Romagna may be best known for its stunning towns like Ravenna, where eight of its monuments are UNESCO world heritage sites, Rimini, with its ancient Roman arch and bridge, and Ferrara, with its UNESCO-listed historic Renaissance centre, but head into the hills and vinous treats await you. For Sangiovese lovers, in particular, there are many outstanding examples of the varietal, with these being more approachable earlier on than most of their Tuscan or Montalcino counterparts.
The region’s indigenous white grape, Albana di Romagna, was the first in Italy of that colour to be elevated to DOCG status, in 1987. Romagna also has five DOCs – Romagna DOC; Colli di Faenza DOC; Colli d’Imola DOC; Colli Romagna Centrale DOC; and Rimini DOC – as well as four PGIs. In all, there are 107 producers and eight co-operatives.

——————

Directives —
**a)** According to the passage on Romagna's wines, in what year was Albana di Romagna elevated to DOCG status?
**b)** Swap "indigenous" for "native" in the passage on Romagna's wines, and write out that passage from "The region’s indigenous" up to and including "and eight co-operatives.".
**c)** Extend the passage on Romagna's wines, picking up after its final sentence.

Data excerpt —

——————

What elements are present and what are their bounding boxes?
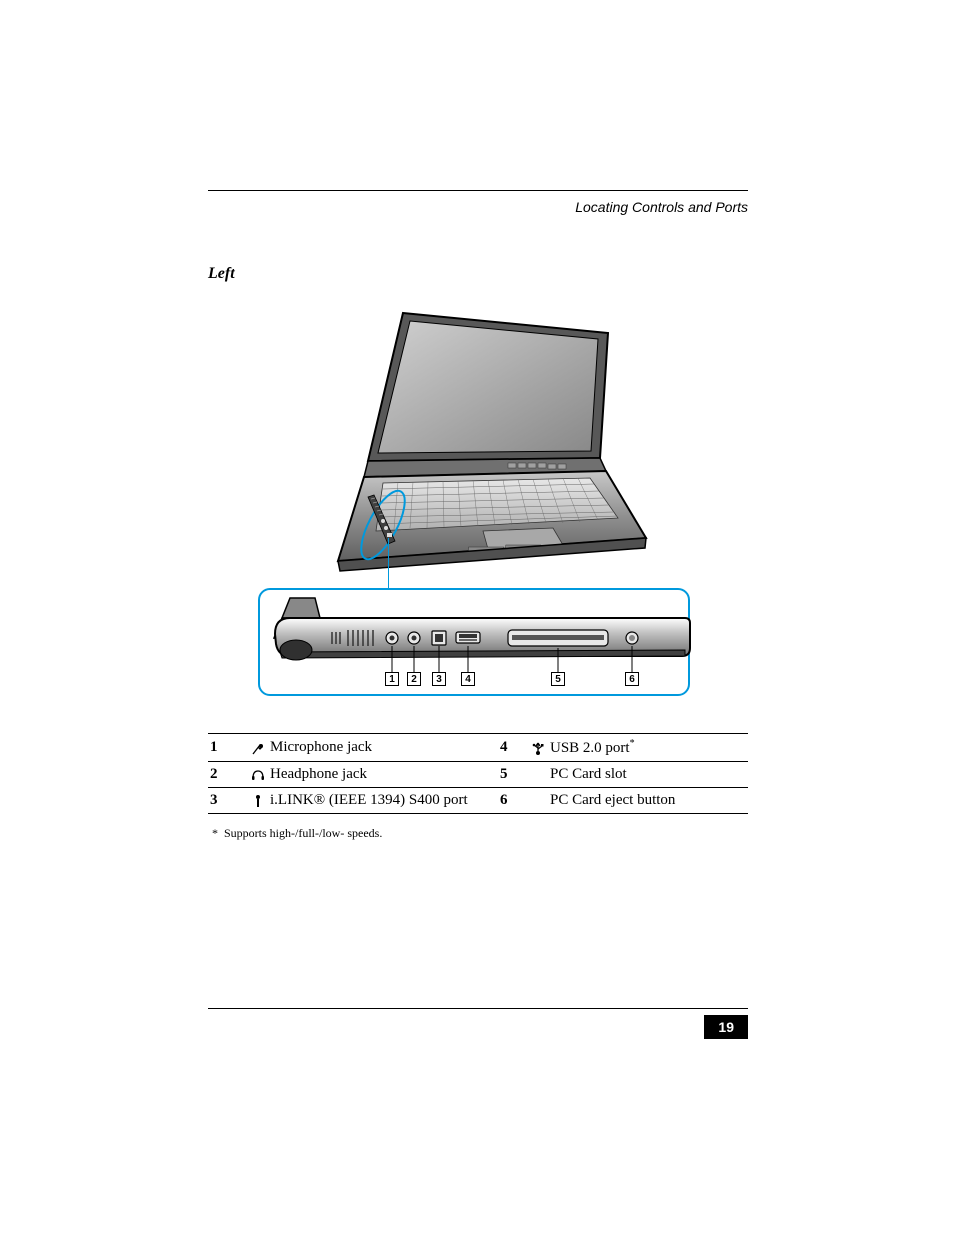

——————

Answers given —
**a)** 1987

**b)**
The region’s native white grape, Albana di Romagna, was the first in Italy of that colour to be elevated to DOCG status, in 1987. Romagna also has five DOCs – Romagna DOC; Colli di Faenza DOC; Colli d’Imola DOC; Colli Romagna Centrale DOC; and Rimini DOC – as well as four PGIs. In all, there are 107 producers and eight co-operatives.

**c)**
It is the best Sangiovese, though, that has underpinned the continual rise of Romagna’s burgeoning reputation as a region for top quality wine. Not the unexciting generic Sangiovese di Romagna on flat vineyards south of the River Po, but the Sangiovese di Romagna ‘Sottozone’ (sub-zones). There are 16 of these sub-zones, with some of the best-known being Bertinoro, Brisighella, Castrocaro, Imola, Marzeno, Modigliano and Predappio.

Vinous treats await in the hills of Romagna
Modigliana - source of the Tiber
One of the sub-zones, Modigliana, used to be part of Tuscany until 1923 when Mussolini changed the provincial borders so that Modigliana was in his home province of Romagna, and with it the source of the Tiber which he regarded as sacred. The bulk of producers within the sub-zones use Sangiovese clones of Romagnan origin which, tellingly, proved to be some of the best when Chianti Classico viticulturists conducted quality analyses.
One Modigliana winemaker, Renzo Morresi of La Casetta dei Frati, believes his sub-zone’s wines are a match for any other Italian Sangioveses.
“Modigliana's are possibly as long lived as the best Tuscan and Montalcino Sangiovese wines,” he told me when I visited his winery. “However, we believe that those of Modigliana have little to envy Tuscan and Montalcino examples in terms of originality. Our wines are certainly recognisable for their elegance, minerality and spicy character. We believe they are surprisingly fresh, and therefore modern, although their longevity and authenticity are undeniable.”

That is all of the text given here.